§ **CHALLENGE**: The records below must be output exactly, without pictures.

──────────────────────────────

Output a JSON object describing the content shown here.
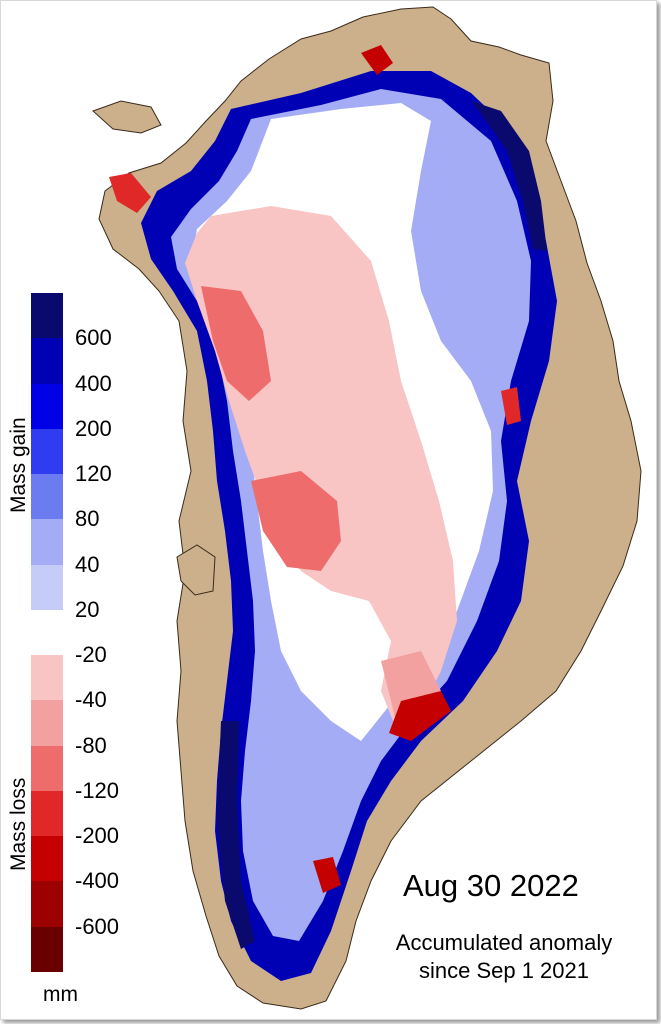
{
  "colorbar": {
    "ticks": [
      "600",
      "400",
      "200",
      "120",
      "80",
      "40",
      "20",
      "-20",
      "-40",
      "-80",
      "-120",
      "-200",
      "-400",
      "-600"
    ],
    "colors": [
      "#0a0a6e",
      "#0000b4",
      "#0000e6",
      "#2f3cf0",
      "#6b7cf0",
      "#a3acf4",
      "#c6ccf8",
      "#ffffff",
      "#f8c4c4",
      "#f3a0a0",
      "#ee6c6c",
      "#e02828",
      "#c40000",
      "#9c0000",
      "#680000"
    ],
    "gain_label": "Mass gain",
    "loss_label": "Mass loss",
    "unit": "mm"
  },
  "date": "Aug 30 2022",
  "caption": {
    "line1": "Accumulated anomaly",
    "line2": "since Sep 1 2021"
  },
  "map": {
    "land_color": "#cbb08b",
    "coast_color": "#3a2a1a"
  }
}
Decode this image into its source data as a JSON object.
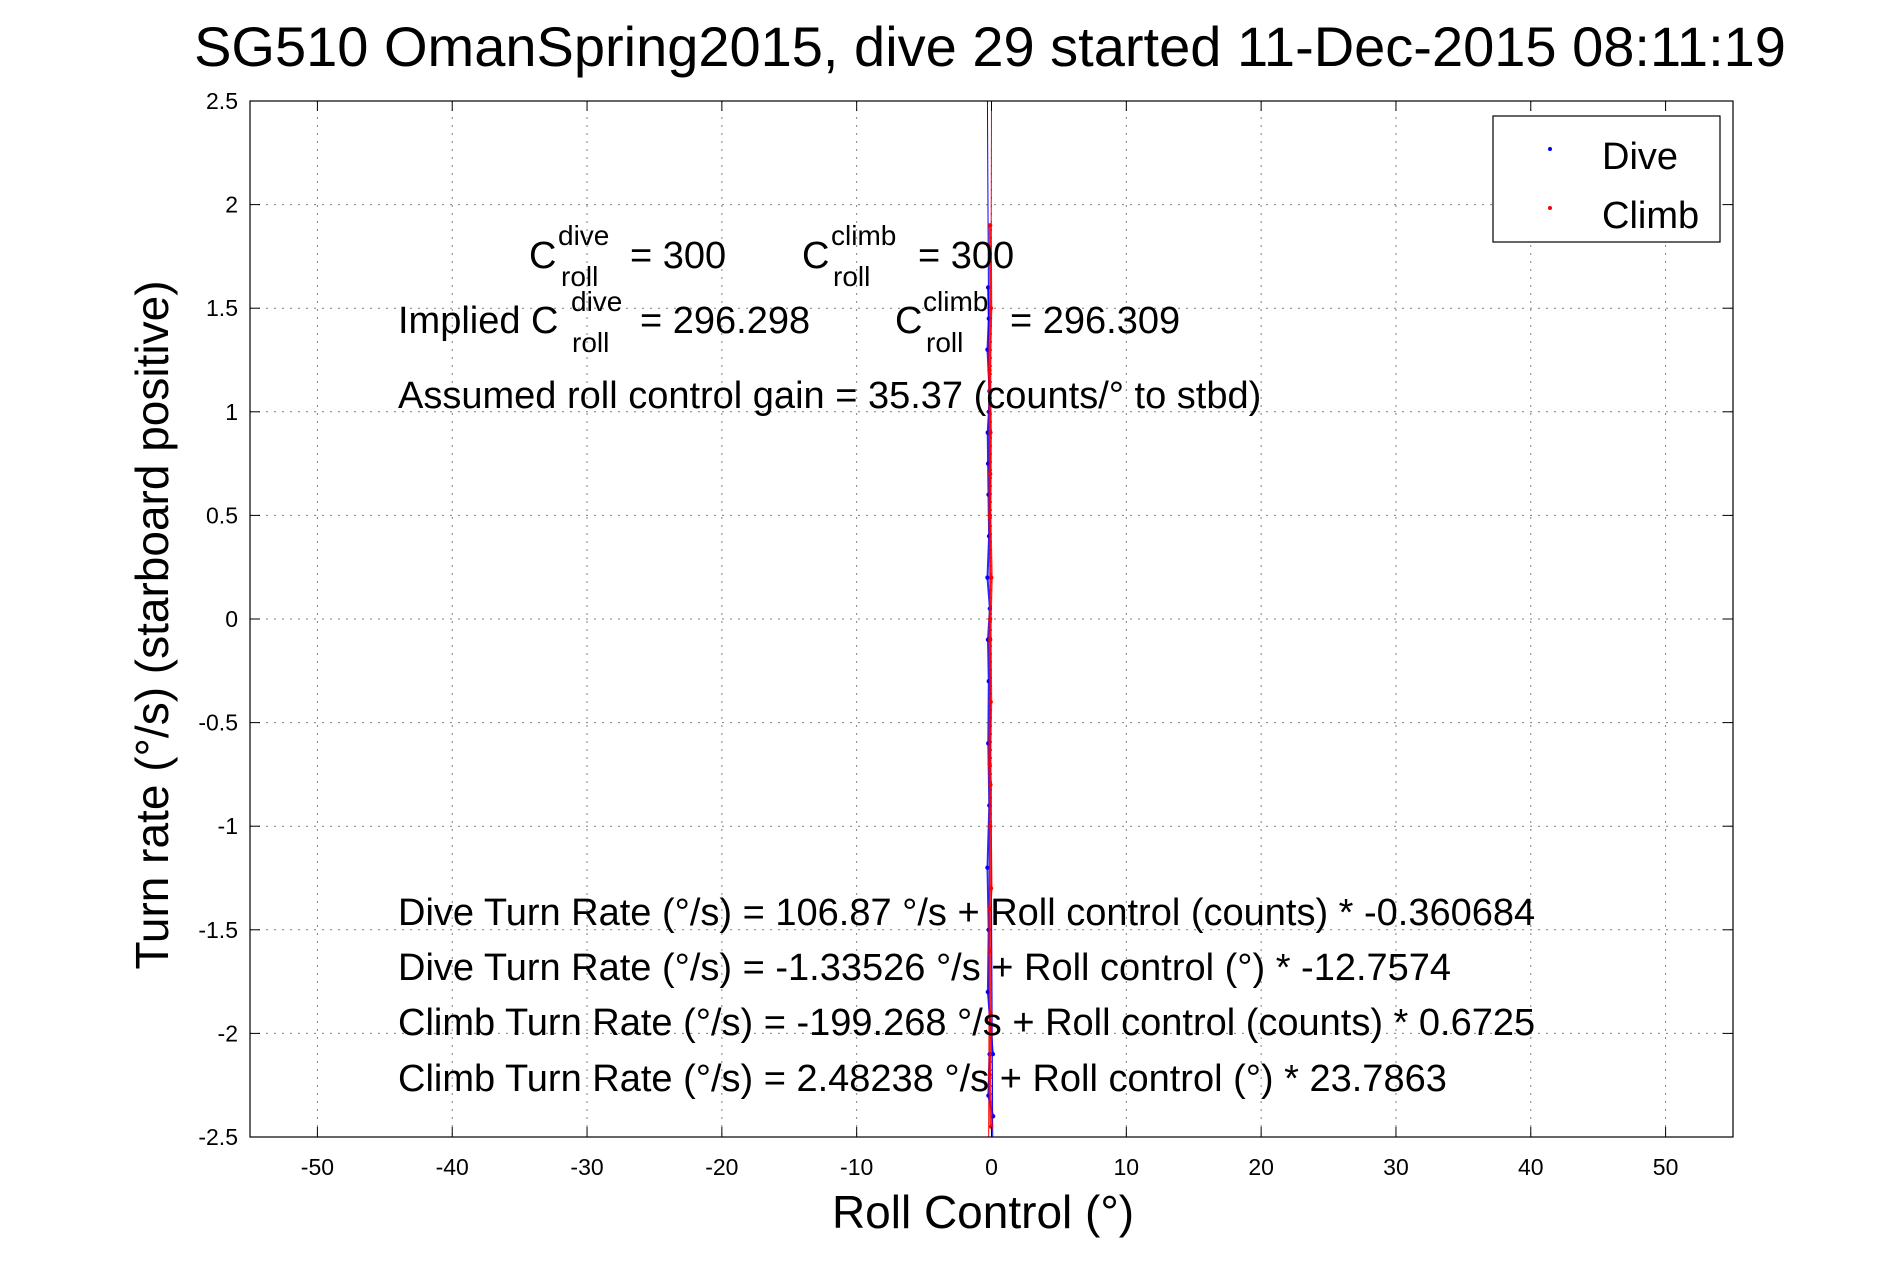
{
  "chart_data": {
    "type": "scatter",
    "title": "SG510 OmanSpring2015, dive 29 started 11-Dec-2015 08:11:19",
    "xlabel": "Roll Control (°)",
    "ylabel": "Turn rate (°/s) (starboard positive)",
    "xlim": [
      -55,
      55
    ],
    "ylim": [
      -2.5,
      2.5
    ],
    "xticks": [
      -50,
      -40,
      -30,
      -20,
      -10,
      0,
      10,
      20,
      30,
      40,
      50
    ],
    "yticks": [
      -2.5,
      -2,
      -1.5,
      -1,
      -0.5,
      0,
      0.5,
      1,
      1.5,
      2,
      2.5
    ],
    "xtick_labels": [
      "-50",
      "-40",
      "-30",
      "-20",
      "-10",
      "0",
      "10",
      "20",
      "30",
      "40",
      "50"
    ],
    "ytick_labels": [
      "-2.5",
      "-2",
      "-1.5",
      "-1",
      "-0.5",
      "0",
      "0.5",
      "1",
      "1.5",
      "2",
      "2.5"
    ],
    "grid": true,
    "legend_position": "top-right",
    "series": [
      {
        "name": "Dive",
        "color": "#0000ff",
        "x": [
          -0.25,
          -0.2,
          -0.3,
          -0.15,
          -0.28,
          -0.22,
          -0.18,
          -0.3,
          -0.12,
          -0.26,
          -0.2,
          -0.24,
          -0.16,
          -0.3,
          -0.21,
          -0.27,
          -0.14,
          -0.23,
          -0.19,
          -0.25,
          0.1,
          0.12
        ],
        "y": [
          1.6,
          1.45,
          1.3,
          1.1,
          0.9,
          0.6,
          0.4,
          0.2,
          0.05,
          -0.1,
          -0.3,
          -0.6,
          -0.9,
          -1.2,
          -1.5,
          -1.8,
          -2.1,
          -2.3,
          1.0,
          0.75,
          -2.1,
          -2.4
        ],
        "fit_line": {
          "slope": -12.7574,
          "intercept": -1.33526
        }
      },
      {
        "name": "Climb",
        "color": "#ff0000",
        "x": [
          -0.1,
          -0.05,
          -0.15,
          -0.08,
          -0.12,
          -0.02,
          -0.1,
          -0.06,
          -0.14,
          -0.09,
          -0.04,
          -0.11,
          -0.07,
          -0.13,
          -0.03,
          -0.1,
          -0.08,
          -0.12,
          -0.06,
          -0.1
        ],
        "y": [
          1.9,
          1.5,
          1.2,
          0.9,
          0.5,
          0.2,
          -0.1,
          -0.4,
          -0.7,
          -1.0,
          -1.3,
          -1.6,
          -1.9,
          -2.2,
          -2.45,
          0.0,
          -0.8,
          -1.4,
          -2.0,
          0.7
        ],
        "fit_line": {
          "slope": 23.7863,
          "intercept": 2.48238
        }
      }
    ],
    "annotations": {
      "c_roll": {
        "c_letter": "C",
        "sup_dive": "dive",
        "sup_climb": "climb",
        "sub": "roll",
        "dive_value": "= 300",
        "climb_value": "= 300",
        "implied_prefix": "Implied C",
        "implied_dive_value": "= 296.298",
        "implied_climb_value": "= 296.309"
      },
      "gain": "Assumed roll control gain = 35.37 (counts/° to stbd)",
      "fits": [
        "Dive Turn Rate (°/s) = 106.87 °/s + Roll control (counts) * -0.360684",
        "Dive Turn Rate (°/s) = -1.33526 °/s + Roll control (°) * -12.7574",
        "Climb Turn Rate (°/s) = -199.268 °/s + Roll control (counts) * 0.6725",
        "Climb Turn Rate (°/s) = 2.48238 °/s + Roll control (°) * 23.7863"
      ]
    }
  }
}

──────────────────────────────

§ **PROBLEM SOLUTION**:
Output a JSON object describing the content shown here.
{
  "colorbar": {
    "ticks": [
      "600",
      "400",
      "200",
      "120",
      "80",
      "40",
      "20",
      "-20",
      "-40",
      "-80",
      "-120",
      "-200",
      "-400",
      "-600"
    ],
    "colors": [
      "#0a0a6e",
      "#0000b4",
      "#0000e6",
      "#2f3cf0",
      "#6b7cf0",
      "#a3acf4",
      "#c6ccf8",
      "#ffffff",
      "#f8c4c4",
      "#f3a0a0",
      "#ee6c6c",
      "#e02828",
      "#c40000",
      "#9c0000",
      "#680000"
    ],
    "gain_label": "Mass gain",
    "loss_label": "Mass loss",
    "unit": "mm"
  },
  "date": "Aug 30 2022",
  "caption": {
    "line1": "Accumulated anomaly",
    "line2": "since Sep 1 2021"
  },
  "map": {
    "land_color": "#cbb08b",
    "coast_color": "#3a2a1a"
  }
}
Decode this image into its source data as a JSON object.
{
  "chart_data": {
    "type": "scatter",
    "title": "SG510 OmanSpring2015, dive 29 started 11-Dec-2015 08:11:19",
    "xlabel": "Roll Control (°)",
    "ylabel": "Turn rate (°/s) (starboard positive)",
    "xlim": [
      -55,
      55
    ],
    "ylim": [
      -2.5,
      2.5
    ],
    "xticks": [
      -50,
      -40,
      -30,
      -20,
      -10,
      0,
      10,
      20,
      30,
      40,
      50
    ],
    "yticks": [
      -2.5,
      -2,
      -1.5,
      -1,
      -0.5,
      0,
      0.5,
      1,
      1.5,
      2,
      2.5
    ],
    "xtick_labels": [
      "-50",
      "-40",
      "-30",
      "-20",
      "-10",
      "0",
      "10",
      "20",
      "30",
      "40",
      "50"
    ],
    "ytick_labels": [
      "-2.5",
      "-2",
      "-1.5",
      "-1",
      "-0.5",
      "0",
      "0.5",
      "1",
      "1.5",
      "2",
      "2.5"
    ],
    "grid": true,
    "legend_position": "top-right",
    "series": [
      {
        "name": "Dive",
        "color": "#0000ff",
        "x": [
          -0.25,
          -0.2,
          -0.3,
          -0.15,
          -0.28,
          -0.22,
          -0.18,
          -0.3,
          -0.12,
          -0.26,
          -0.2,
          -0.24,
          -0.16,
          -0.3,
          -0.21,
          -0.27,
          -0.14,
          -0.23,
          -0.19,
          -0.25,
          0.1,
          0.12
        ],
        "y": [
          1.6,
          1.45,
          1.3,
          1.1,
          0.9,
          0.6,
          0.4,
          0.2,
          0.05,
          -0.1,
          -0.3,
          -0.6,
          -0.9,
          -1.2,
          -1.5,
          -1.8,
          -2.1,
          -2.3,
          1.0,
          0.75,
          -2.1,
          -2.4
        ],
        "fit_line": {
          "slope": -12.7574,
          "intercept": -1.33526
        }
      },
      {
        "name": "Climb",
        "color": "#ff0000",
        "x": [
          -0.1,
          -0.05,
          -0.15,
          -0.08,
          -0.12,
          -0.02,
          -0.1,
          -0.06,
          -0.14,
          -0.09,
          -0.04,
          -0.11,
          -0.07,
          -0.13,
          -0.03,
          -0.1,
          -0.08,
          -0.12,
          -0.06,
          -0.1
        ],
        "y": [
          1.9,
          1.5,
          1.2,
          0.9,
          0.5,
          0.2,
          -0.1,
          -0.4,
          -0.7,
          -1.0,
          -1.3,
          -1.6,
          -1.9,
          -2.2,
          -2.45,
          0.0,
          -0.8,
          -1.4,
          -2.0,
          0.7
        ],
        "fit_line": {
          "slope": 23.7863,
          "intercept": 2.48238
        }
      }
    ],
    "annotations": {
      "c_roll": {
        "c_letter": "C",
        "sup_dive": "dive",
        "sup_climb": "climb",
        "sub": "roll",
        "dive_value": "= 300",
        "climb_value": "= 300",
        "implied_prefix": "Implied C",
        "implied_dive_value": "= 296.298",
        "implied_climb_value": "= 296.309"
      },
      "gain": "Assumed roll control gain = 35.37 (counts/° to stbd)",
      "fits": [
        "Dive Turn Rate (°/s) = 106.87 °/s + Roll control (counts) * -0.360684",
        "Dive Turn Rate (°/s) = -1.33526 °/s + Roll control (°) * -12.7574",
        "Climb Turn Rate (°/s) = -199.268 °/s + Roll control (counts) * 0.6725",
        "Climb Turn Rate (°/s) = 2.48238 °/s + Roll control (°) * 23.7863"
      ]
    }
  }
}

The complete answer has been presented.